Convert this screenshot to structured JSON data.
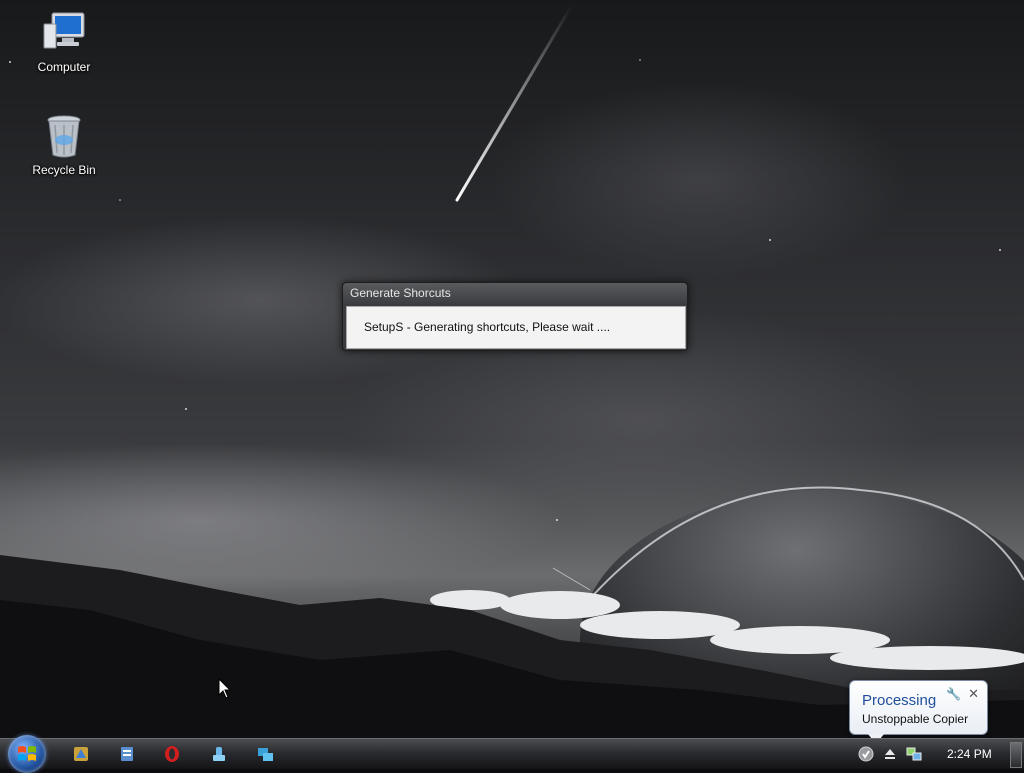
{
  "desktop": {
    "icons": [
      {
        "label": "Computer",
        "icon": "computer-icon"
      },
      {
        "label": "Recycle Bin",
        "icon": "recycle-bin-icon"
      }
    ]
  },
  "dialog": {
    "title": "Generate Shorcuts",
    "message": "SetupS - Generating shortcuts, Please wait ...."
  },
  "balloon": {
    "title": "Processing",
    "text": "Unstoppable Copier",
    "close_glyph": "✕",
    "options_glyph": "🔧"
  },
  "taskbar": {
    "start_icon": "windows-start-orb",
    "quick_launch": [
      "app-icon",
      "app-icon",
      "opera-icon",
      "app-icon",
      "app-icon"
    ],
    "tray_icons": [
      "unstoppable-copier-icon",
      "safely-remove-icon",
      "network-icon"
    ],
    "clock": "2:24 PM"
  },
  "colors": {
    "taskbar_top": "#4b4d51",
    "balloon_title": "#1f4e9c",
    "dialog_title_bg": "#4a4b4e"
  }
}
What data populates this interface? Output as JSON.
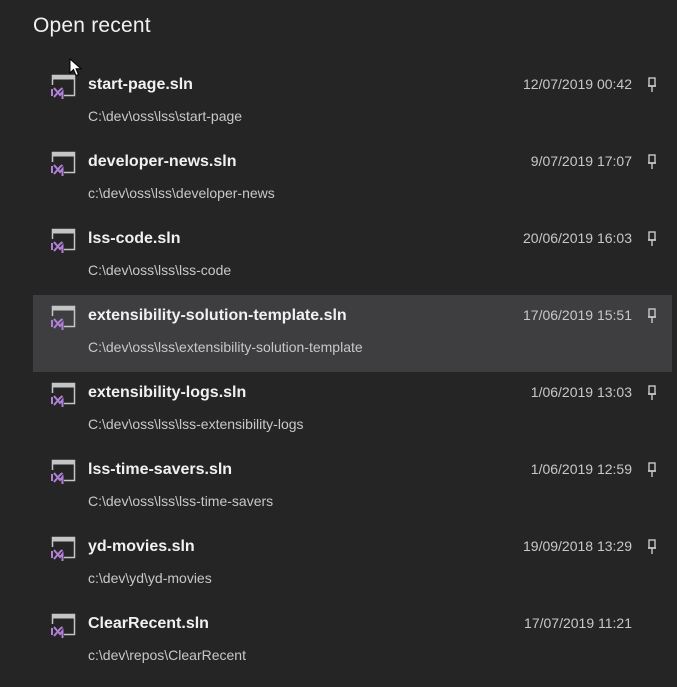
{
  "header": {
    "title": "Open recent"
  },
  "recent": {
    "items": [
      {
        "name": "start-page.sln",
        "path": "C:\\dev\\oss\\lss\\start-page",
        "date": "12/07/2019 00:42",
        "pinned": true
      },
      {
        "name": "developer-news.sln",
        "path": "c:\\dev\\oss\\lss\\developer-news",
        "date": "9/07/2019 17:07",
        "pinned": true
      },
      {
        "name": "lss-code.sln",
        "path": "C:\\dev\\oss\\lss\\lss-code",
        "date": "20/06/2019 16:03",
        "pinned": true
      },
      {
        "name": "extensibility-solution-template.sln",
        "path": "C:\\dev\\oss\\lss\\extensibility-solution-template",
        "date": "17/06/2019 15:51",
        "pinned": true,
        "selected": true
      },
      {
        "name": "extensibility-logs.sln",
        "path": "C:\\dev\\oss\\lss\\lss-extensibility-logs",
        "date": "1/06/2019 13:03",
        "pinned": true
      },
      {
        "name": "lss-time-savers.sln",
        "path": "C:\\dev\\oss\\lss\\lss-time-savers",
        "date": "1/06/2019 12:59",
        "pinned": true
      },
      {
        "name": "yd-movies.sln",
        "path": "c:\\dev\\yd\\yd-movies",
        "date": "19/09/2018 13:29",
        "pinned": true
      },
      {
        "name": "ClearRecent.sln",
        "path": "c:\\dev\\repos\\ClearRecent",
        "date": "17/07/2019 11:21",
        "pinned": false
      }
    ]
  },
  "colors": {
    "background": "#252526",
    "selected_row": "#3e3e40",
    "vs_purple": "#b180d7",
    "text_primary": "#f1f1f1",
    "text_secondary": "#c8c8c8"
  },
  "icons": {
    "solution": "visual-studio-solution-icon",
    "pin": "pin-icon",
    "cursor": "mouse-cursor-icon"
  }
}
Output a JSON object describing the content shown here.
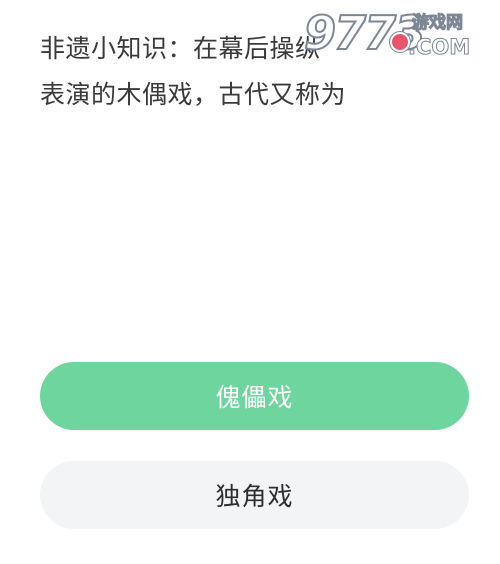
{
  "question": {
    "text": "非遗小知识：在幕后操纵\n表演的木偶戏，古代又称为"
  },
  "watermark": {
    "digits": "9773",
    "site_name": "游戏网",
    "domain": ".COM"
  },
  "options": [
    {
      "label": "傀儡戏",
      "state": "selected",
      "color": "#6ED59E"
    },
    {
      "label": "独角戏",
      "state": "default",
      "color": "#F3F4F6"
    }
  ]
}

— WORK TO BE COMPLETED —
From the entries, copy out each line containing the word "data".

— SOLUTION FOR THIS PROBLEM —
Convert this screenshot to structured JSON data.
What data populates this interface? Output as JSON.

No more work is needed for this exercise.